**What is needed**
Make an exact copy of the lines, leaving the pictures out.
--------------------------------
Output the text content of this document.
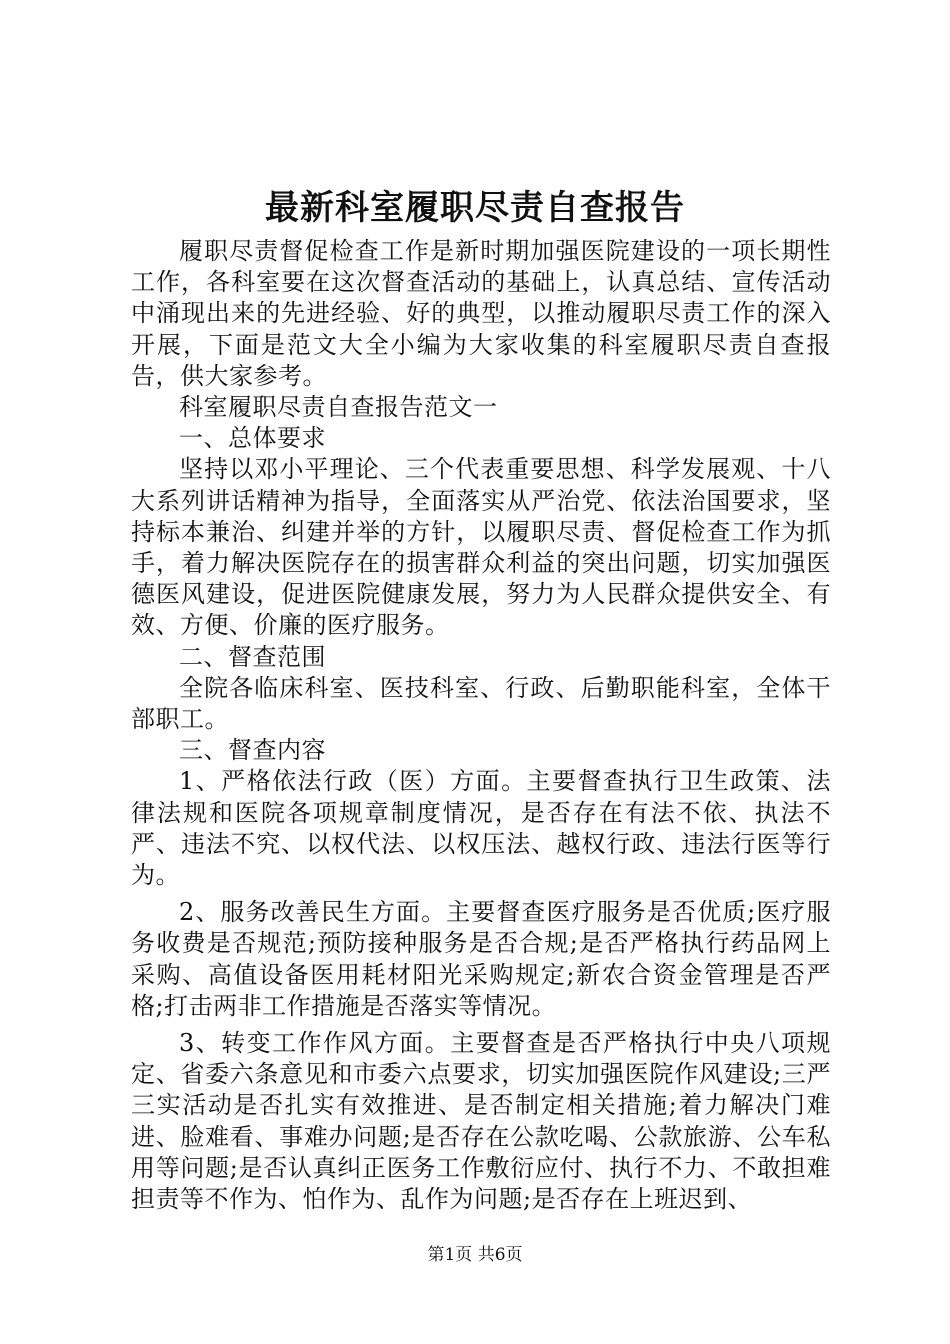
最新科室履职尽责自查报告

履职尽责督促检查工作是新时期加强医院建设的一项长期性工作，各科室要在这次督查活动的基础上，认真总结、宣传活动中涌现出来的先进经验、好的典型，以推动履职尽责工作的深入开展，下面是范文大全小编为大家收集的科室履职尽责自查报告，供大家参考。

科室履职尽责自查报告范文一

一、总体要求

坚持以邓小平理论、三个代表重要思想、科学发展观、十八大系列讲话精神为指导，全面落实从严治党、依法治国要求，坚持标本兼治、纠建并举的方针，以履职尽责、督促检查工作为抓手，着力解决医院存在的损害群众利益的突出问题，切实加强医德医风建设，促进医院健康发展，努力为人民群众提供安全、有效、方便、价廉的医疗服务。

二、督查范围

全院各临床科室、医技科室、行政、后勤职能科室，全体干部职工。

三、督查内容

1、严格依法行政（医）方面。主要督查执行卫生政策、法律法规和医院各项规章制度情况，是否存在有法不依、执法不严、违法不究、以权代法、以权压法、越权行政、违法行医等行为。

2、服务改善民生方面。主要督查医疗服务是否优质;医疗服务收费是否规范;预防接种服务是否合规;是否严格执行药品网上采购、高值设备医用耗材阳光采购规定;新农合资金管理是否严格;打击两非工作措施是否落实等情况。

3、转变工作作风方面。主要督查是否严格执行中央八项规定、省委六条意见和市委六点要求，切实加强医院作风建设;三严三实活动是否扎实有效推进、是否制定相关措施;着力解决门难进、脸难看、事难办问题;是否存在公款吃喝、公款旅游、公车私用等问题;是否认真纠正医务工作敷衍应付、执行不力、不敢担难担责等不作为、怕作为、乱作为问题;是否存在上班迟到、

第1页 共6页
--------------------------------
**Task response**
Output the text content of this document.
最新科室履职尽责自查报告

履职尽责督促检查工作是新时期加强医院建设的一项长期性工作，各科室要在这次督查活动的基础上，认真总结、宣传活动中涌现出来的先进经验、好的典型，以推动履职尽责工作的深入开展，下面是范文大全小编为大家收集的科室履职尽责自查报告，供大家参考。

科室履职尽责自查报告范文一

一、总体要求

坚持以邓小平理论、三个代表重要思想、科学发展观、十八大系列讲话精神为指导，全面落实从严治党、依法治国要求，坚持标本兼治、纠建并举的方针，以履职尽责、督促检查工作为抓手，着力解决医院存在的损害群众利益的突出问题，切实加强医德医风建设，促进医院健康发展，努力为人民群众提供安全、有效、方便、价廉的医疗服务。

二、督查范围

全院各临床科室、医技科室、行政、后勤职能科室，全体干部职工。

三、督查内容

1、严格依法行政（医）方面。主要督查执行卫生政策、法律法规和医院各项规章制度情况，是否存在有法不依、执法不严、违法不究、以权代法、以权压法、越权行政、违法行医等行为。

2、服务改善民生方面。主要督查医疗服务是否优质;医疗服务收费是否规范;预防接种服务是否合规;是否严格执行药品网上采购、高值设备医用耗材阳光采购规定;新农合资金管理是否严格;打击两非工作措施是否落实等情况。

3、转变工作作风方面。主要督查是否严格执行中央八项规定、省委六条意见和市委六点要求，切实加强医院作风建设;三严三实活动是否扎实有效推进、是否制定相关措施;着力解决门难进、脸难看、事难办问题;是否存在公款吃喝、公款旅游、公车私用等问题;是否认真纠正医务工作敷衍应付、执行不力、不敢担难担责等不作为、怕作为、乱作为问题;是否存在上班迟到、

第1页 共6页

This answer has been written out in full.